WORK TO DO: Leave out any pictures and transcribe all other data below exactly.

DATA TO PROCESS:

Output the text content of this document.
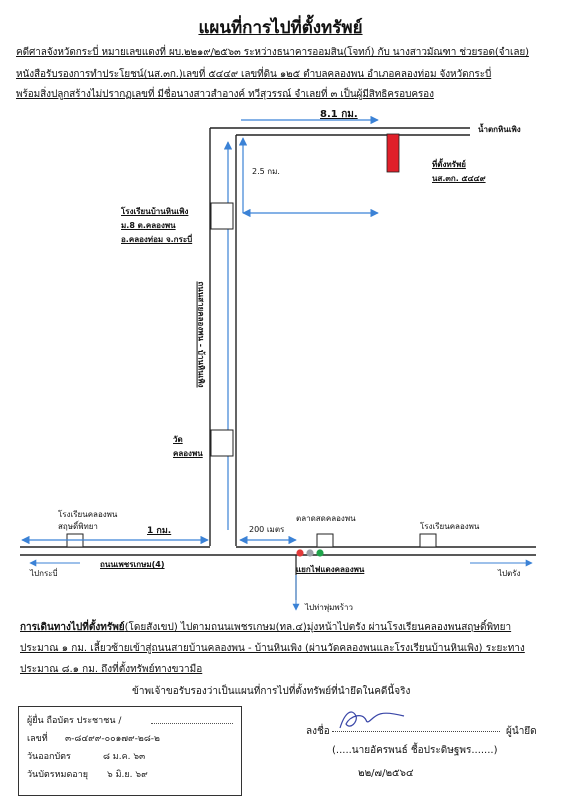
แผนที่การไปที่ตั้งทรัพย์
คดีศาลจังหวัดกระบี่ หมายเลขแดงที่ ผบ.๒๒๑๙/๒๕๖๓ ระหว่างธนาคารออมสิน(โจทก์) กับ นางสาวมัณฑา ช่วยรอด(จำเลย)
หนังสือรับรองการทำประโยชน์(นส.๓ก.)เลขที่ ๕๔๔๙ เลขที่ดิน ๑๒๕ ตำบลคลองพน อำเภอคลองท่อม จังหวัดกระบี่
พร้อมสิ่งปลูกสร้างไม่ปรากฏเลขที่ มีชื่อนางสาวสำอางค์ ทวีสุวรรณ์ จำเลยที่ ๓ เป็นผู้มีสิทธิครอบครอง
8.1 กม.
น้ำตกหินเพิง
2.5 กม.
ที่ตั้งทรัพย์
นส.๓ก. ๕๔๔๙
โรงเรียนบ้านหินเพิง
ม.8 ต.คลองพน
อ.คลองท่อม จ.กระบี่
ถนนสายคลองพน - บ้านหินเพิง
วัด
คลองพน
โรงเรียนคลองพน
สฤษดิ์พิทยา	1 กม.	200 เมตร
ตลาดสดคลองพน
โรงเรียนคลองพน
ถนนเพชรเกษม(4)
แยกไฟแดงคลองพน
ไปกระบี่	ไปตรัง
ไปท่าพุ่มพร้าว
การเดินทางไปที่ตั้งทรัพย์(โดยสังเขป) ไปตามถนนเพชรเกษม(ทล.๔)มุ่งหน้าไปตรัง ผ่านโรงเรียนคลองพนสฤษดิ์พิทยาประมาณ ๑ กม. เลี้ยวซ้ายเข้าสู่ถนนสายบ้านคลองพน - บ้านหินเพิง (ผ่านวัดคลองพนและโรงเรียนบ้านหินเพิง) ระยะทางประมาณ ๘.๑ กม. ถึงที่ตั้งทรัพย์ทางขวามือ
ข้าพเจ้าขอรับรองว่าเป็นแผนที่การไปที่ตั้งทรัพย์ที่นำยึดในคดีนี้จริง
ลงชื่อ	ผู้นำยึด
(.....นายอัครพนธ์ ชื้อประดิษฐพร.......)
๒๒/๗/๒๕๖๔
ผู้ยื่น ถือบัตร ประชาชน /

เลขที่ ๓-๘๔๙๙-๐๐๑๗๙-๒๘-๒
วันออกบัตร	๘ ม.ค. ๖๓
วันบัตรหมดอายุ ๖ มิ.ย. ๖๙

RESULT FOR THIS EXERCISE:
Output the text content of this document.
แผนที่การไปที่ตั้งทรัพย์
คดีศาลจังหวัดกระบี่ หมายเลขแดงที่ ผบ.๒๒๑๙/๒๕๖๓ ระหว่างธนาคารออมสิน(โจทก์) กับ นางสาวมัณฑา ช่วยรอด(จำเลย)
หนังสือรับรองการทำประโยชน์(นส.๓ก.)เลขที่ ๕๔๔๙ เลขที่ดิน ๑๒๕ ตำบลคลองพน อำเภอคลองท่อม จังหวัดกระบี่
พร้อมสิ่งปลูกสร้างไม่ปรากฏเลขที่ มีชื่อนางสาวสำอางค์ ทวีสุวรรณ์ จำเลยที่ ๓ เป็นผู้มีสิทธิครอบครอง
8.1 กม.
น้ำตกหินเพิง
2.5 กม.
ที่ตั้งทรัพย์
นส.๓ก. ๕๔๔๙
โรงเรียนบ้านหินเพิง
ม.8 ต.คลองพน
อ.คลองท่อม จ.กระบี่
ถนนสายคลองพน - บ้านหินเพิง
วัด
คลองพน
โรงเรียนคลองพน
สฤษดิ์พิทยา	1 กม.	200 เมตร
ตลาดสดคลองพน
โรงเรียนคลองพน
ถนนเพชรเกษม(4)
แยกไฟแดงคลองพน
ไปกระบี่	ไปตรัง
ไปท่าพุ่มพร้าว
การเดินทางไปที่ตั้งทรัพย์(โดยสังเขป) ไปตามถนนเพชรเกษม(ทล.๔)มุ่งหน้าไปตรัง ผ่านโรงเรียนคลองพนสฤษดิ์พิทยาประมาณ ๑ กม. เลี้ยวซ้ายเข้าสู่ถนนสายบ้านคลองพน - บ้านหินเพิง (ผ่านวัดคลองพนและโรงเรียนบ้านหินเพิง) ระยะทางประมาณ ๘.๑ กม. ถึงที่ตั้งทรัพย์ทางขวามือ
ข้าพเจ้าขอรับรองว่าเป็นแผนที่การไปที่ตั้งทรัพย์ที่นำยึดในคดีนี้จริง
ลงชื่อ	ผู้นำยึด
(.....นายอัครพนธ์ ชื้อประดิษฐพร.......)
๒๒/๗/๒๕๖๔
ผู้ยื่น ถือบัตร ประชาชน /

เลขที่ ๓-๘๔๙๙-๐๐๑๗๙-๒๘-๒
วันออกบัตร	๘ ม.ค. ๖๓
วันบัตรหมดอายุ ๖ มิ.ย. ๖๙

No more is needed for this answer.